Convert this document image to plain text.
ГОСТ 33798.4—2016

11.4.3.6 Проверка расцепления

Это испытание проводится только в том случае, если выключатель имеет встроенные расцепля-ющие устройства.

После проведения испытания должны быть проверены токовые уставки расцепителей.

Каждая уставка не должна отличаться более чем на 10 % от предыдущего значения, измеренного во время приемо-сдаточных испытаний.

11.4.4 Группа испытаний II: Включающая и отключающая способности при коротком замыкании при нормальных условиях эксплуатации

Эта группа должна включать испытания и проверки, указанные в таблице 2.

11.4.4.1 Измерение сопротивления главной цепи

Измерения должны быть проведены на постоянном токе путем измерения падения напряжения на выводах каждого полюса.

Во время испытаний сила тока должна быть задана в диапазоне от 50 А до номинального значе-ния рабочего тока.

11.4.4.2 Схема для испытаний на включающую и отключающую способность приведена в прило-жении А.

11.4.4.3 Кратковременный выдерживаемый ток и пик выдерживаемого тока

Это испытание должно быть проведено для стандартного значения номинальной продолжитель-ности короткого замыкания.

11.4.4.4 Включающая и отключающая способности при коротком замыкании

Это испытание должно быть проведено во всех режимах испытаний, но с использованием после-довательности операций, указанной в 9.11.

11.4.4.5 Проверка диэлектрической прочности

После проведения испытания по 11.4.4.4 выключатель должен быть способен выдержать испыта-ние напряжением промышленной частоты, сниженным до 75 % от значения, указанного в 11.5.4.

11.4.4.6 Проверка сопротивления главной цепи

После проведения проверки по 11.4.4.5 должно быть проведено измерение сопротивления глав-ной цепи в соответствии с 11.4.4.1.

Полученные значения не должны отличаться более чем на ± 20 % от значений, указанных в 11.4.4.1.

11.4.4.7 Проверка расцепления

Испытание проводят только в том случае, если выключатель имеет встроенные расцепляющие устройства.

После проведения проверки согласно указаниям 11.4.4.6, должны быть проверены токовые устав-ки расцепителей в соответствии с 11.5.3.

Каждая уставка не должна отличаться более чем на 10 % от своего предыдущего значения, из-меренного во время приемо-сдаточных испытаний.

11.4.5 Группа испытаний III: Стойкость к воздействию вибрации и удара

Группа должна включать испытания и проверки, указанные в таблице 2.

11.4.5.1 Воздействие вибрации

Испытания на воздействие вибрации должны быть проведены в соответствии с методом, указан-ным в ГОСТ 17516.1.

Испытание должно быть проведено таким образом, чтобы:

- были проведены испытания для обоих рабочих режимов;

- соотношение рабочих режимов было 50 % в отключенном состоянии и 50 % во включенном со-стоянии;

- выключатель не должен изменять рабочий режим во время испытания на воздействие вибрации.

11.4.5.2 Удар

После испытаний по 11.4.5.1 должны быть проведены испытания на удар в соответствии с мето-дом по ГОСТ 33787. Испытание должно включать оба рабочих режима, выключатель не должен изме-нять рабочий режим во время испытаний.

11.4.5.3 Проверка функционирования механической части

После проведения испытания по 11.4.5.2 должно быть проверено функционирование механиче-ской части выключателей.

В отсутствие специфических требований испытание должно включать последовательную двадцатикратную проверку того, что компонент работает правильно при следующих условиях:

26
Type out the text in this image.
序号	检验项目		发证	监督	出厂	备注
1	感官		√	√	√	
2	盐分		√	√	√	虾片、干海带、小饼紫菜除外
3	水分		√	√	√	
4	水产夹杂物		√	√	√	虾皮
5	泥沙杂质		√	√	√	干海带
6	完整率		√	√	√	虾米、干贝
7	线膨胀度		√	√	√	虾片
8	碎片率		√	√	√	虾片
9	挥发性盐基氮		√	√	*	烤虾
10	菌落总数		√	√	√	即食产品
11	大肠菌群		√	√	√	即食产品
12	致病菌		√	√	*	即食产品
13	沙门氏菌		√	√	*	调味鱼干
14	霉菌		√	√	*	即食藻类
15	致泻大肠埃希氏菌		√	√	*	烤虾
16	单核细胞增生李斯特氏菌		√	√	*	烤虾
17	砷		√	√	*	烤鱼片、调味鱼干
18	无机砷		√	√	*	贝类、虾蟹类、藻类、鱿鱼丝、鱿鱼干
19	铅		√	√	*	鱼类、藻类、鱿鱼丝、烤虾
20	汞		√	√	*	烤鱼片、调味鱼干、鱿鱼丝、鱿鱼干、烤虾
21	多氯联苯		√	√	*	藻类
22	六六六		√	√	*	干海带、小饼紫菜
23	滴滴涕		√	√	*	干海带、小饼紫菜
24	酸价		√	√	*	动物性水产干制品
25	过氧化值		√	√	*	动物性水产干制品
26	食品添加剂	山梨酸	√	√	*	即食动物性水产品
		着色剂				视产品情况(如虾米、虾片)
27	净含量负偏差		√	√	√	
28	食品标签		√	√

————————

◆ Exercise prompt ◆
Gather each line in these records that contains the string "тока".

◆ Written solution ◆
Во время испытаний сила тока должна быть задана в диапазоне от 50 А до номинального значе-ния рабочего тока.
11.4.4.3 Кратковременный выдерживаемый ток и пик выдерживаемого тока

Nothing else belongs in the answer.